TASK GOAL - Copy the records from their first line through the line containing "x-tick-label: ago-23 (778, 358, 827, 374)", replacing every "x-tick-label" with "x-axis-tick" and leaving everything else unchanged.

SUPPLIED MATERIAL -
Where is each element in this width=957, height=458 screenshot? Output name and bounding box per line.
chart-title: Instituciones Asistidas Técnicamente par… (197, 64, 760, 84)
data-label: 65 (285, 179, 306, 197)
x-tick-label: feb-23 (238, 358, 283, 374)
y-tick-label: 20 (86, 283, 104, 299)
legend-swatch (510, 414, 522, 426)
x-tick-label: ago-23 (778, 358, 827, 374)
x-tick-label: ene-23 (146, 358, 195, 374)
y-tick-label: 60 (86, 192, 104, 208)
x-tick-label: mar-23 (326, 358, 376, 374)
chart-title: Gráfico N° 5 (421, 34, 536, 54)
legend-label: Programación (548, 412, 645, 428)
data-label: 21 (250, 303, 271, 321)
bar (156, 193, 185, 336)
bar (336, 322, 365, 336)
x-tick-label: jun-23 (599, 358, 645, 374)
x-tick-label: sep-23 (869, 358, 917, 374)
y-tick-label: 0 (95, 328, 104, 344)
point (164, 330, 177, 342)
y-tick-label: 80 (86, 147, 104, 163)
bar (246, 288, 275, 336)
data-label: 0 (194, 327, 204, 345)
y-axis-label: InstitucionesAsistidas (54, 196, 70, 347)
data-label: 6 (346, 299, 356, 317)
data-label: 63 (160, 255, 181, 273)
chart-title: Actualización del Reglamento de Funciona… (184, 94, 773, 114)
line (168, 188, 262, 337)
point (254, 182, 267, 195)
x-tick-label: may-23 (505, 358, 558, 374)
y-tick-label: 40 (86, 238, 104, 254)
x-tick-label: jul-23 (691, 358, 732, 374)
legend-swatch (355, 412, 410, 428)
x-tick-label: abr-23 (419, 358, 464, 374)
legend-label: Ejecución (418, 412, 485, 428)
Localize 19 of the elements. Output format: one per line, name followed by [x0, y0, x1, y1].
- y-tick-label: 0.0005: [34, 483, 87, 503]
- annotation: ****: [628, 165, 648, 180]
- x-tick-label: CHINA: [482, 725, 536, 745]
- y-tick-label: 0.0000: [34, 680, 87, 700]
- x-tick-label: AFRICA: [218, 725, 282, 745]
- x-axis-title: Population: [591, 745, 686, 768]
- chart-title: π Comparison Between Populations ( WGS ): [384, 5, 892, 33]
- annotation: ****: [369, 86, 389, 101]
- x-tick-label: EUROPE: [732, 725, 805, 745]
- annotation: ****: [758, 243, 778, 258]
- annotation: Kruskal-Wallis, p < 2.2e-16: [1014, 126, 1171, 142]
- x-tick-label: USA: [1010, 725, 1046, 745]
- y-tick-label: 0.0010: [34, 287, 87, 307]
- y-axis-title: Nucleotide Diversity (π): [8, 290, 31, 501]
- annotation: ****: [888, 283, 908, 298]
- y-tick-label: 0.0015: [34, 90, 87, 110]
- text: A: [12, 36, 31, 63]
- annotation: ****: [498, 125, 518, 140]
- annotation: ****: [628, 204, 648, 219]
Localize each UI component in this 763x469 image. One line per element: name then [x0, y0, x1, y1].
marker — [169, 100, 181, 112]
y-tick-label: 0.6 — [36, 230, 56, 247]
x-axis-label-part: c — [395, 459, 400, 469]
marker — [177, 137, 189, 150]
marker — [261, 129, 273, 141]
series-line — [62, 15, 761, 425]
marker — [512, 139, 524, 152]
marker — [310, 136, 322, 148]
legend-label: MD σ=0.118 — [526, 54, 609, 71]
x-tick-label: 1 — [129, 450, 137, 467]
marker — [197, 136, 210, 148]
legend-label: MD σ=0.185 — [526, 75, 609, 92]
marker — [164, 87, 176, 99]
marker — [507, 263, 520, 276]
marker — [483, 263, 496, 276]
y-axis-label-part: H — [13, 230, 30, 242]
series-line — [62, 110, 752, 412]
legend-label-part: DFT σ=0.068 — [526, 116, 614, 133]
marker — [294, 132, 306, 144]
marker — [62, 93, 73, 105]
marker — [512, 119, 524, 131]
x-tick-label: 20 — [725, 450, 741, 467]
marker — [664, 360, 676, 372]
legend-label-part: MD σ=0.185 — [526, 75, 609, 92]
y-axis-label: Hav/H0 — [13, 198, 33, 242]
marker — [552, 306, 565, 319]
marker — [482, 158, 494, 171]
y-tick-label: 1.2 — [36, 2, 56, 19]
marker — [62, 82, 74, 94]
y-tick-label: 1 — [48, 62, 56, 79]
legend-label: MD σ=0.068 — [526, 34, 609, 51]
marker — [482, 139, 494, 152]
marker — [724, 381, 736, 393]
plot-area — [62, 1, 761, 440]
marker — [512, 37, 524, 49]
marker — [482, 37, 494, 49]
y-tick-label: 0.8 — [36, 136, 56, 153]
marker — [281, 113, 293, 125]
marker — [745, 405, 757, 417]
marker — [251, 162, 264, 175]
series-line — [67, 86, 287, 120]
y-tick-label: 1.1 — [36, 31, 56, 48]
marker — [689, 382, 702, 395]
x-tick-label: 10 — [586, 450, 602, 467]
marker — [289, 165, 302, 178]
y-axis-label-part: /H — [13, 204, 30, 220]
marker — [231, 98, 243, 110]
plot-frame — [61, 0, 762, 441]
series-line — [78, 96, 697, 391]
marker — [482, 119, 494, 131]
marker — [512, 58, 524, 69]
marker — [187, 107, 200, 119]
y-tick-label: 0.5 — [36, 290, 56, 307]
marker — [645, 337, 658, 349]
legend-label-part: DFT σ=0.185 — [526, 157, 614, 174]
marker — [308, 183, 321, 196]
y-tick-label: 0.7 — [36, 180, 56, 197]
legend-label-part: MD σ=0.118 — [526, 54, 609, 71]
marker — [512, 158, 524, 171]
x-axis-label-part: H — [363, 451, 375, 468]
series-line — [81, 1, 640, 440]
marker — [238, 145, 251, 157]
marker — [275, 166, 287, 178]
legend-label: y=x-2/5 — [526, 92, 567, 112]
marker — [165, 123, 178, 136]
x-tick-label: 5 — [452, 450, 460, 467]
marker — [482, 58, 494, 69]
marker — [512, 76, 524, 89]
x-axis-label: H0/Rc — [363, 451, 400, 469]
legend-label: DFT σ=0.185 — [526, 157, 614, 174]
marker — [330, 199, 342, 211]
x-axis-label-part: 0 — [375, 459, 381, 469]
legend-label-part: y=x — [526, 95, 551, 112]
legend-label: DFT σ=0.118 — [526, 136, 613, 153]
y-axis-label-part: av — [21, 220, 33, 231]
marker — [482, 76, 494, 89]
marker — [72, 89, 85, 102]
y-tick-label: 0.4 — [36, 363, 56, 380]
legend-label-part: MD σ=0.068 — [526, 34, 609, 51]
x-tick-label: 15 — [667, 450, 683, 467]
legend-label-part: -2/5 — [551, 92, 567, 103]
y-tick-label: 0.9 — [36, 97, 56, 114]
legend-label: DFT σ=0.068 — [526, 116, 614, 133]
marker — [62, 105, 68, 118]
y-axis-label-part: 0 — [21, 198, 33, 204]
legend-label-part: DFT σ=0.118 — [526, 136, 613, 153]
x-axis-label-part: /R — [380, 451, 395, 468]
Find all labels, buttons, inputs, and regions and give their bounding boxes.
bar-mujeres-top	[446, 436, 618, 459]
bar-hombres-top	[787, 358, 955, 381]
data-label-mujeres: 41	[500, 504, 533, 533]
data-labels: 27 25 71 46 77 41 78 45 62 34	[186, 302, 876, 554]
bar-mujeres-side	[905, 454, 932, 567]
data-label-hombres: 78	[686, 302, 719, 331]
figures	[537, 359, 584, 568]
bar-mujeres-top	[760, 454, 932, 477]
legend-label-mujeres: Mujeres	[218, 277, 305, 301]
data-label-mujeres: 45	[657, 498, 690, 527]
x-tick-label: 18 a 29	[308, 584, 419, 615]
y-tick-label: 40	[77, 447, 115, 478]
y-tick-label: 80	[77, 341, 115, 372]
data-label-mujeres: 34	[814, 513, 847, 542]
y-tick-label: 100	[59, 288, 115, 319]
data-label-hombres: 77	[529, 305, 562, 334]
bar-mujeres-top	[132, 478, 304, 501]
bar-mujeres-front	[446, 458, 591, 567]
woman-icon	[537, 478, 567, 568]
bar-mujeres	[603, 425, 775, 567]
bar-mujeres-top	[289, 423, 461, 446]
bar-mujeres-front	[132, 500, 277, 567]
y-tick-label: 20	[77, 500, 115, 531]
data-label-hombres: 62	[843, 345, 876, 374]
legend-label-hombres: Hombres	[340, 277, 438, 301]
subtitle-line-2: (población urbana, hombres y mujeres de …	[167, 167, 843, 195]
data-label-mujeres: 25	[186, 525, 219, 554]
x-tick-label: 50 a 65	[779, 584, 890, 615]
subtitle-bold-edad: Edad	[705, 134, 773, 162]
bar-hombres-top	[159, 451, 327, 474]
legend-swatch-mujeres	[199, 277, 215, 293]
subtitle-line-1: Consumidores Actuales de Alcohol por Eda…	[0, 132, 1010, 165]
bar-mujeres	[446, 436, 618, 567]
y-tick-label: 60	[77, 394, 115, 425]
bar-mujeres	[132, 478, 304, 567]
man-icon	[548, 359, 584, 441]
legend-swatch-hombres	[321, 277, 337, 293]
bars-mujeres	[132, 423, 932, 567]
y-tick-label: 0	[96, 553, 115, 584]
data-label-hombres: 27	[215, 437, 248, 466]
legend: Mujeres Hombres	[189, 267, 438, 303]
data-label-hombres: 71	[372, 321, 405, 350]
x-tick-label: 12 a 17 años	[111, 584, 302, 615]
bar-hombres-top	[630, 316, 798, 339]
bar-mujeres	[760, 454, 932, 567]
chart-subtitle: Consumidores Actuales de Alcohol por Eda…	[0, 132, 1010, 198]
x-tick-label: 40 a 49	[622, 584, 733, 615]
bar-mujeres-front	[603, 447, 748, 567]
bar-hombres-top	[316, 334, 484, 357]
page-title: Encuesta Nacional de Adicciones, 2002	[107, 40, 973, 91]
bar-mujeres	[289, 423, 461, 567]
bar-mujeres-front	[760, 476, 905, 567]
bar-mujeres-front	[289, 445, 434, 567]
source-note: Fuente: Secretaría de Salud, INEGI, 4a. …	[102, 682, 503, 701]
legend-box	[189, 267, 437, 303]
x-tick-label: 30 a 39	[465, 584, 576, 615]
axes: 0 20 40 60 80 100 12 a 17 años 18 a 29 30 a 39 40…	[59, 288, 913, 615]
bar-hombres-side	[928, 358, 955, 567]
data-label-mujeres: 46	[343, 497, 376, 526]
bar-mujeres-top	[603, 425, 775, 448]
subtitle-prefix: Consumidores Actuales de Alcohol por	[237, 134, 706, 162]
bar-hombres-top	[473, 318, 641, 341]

COMPLETE OUTPUT -
Where is each element in this width=957, height=458 screenshot? Output name and bounding box per line.
chart-title: Instituciones Asistidas Técnicamente par… (197, 64, 760, 84)
data-label: 65 (285, 179, 306, 197)
x-axis-tick: feb-23 (238, 358, 283, 374)
y-tick-label: 20 (86, 283, 104, 299)
legend-swatch (510, 414, 522, 426)
x-axis-tick: ago-23 (778, 358, 827, 374)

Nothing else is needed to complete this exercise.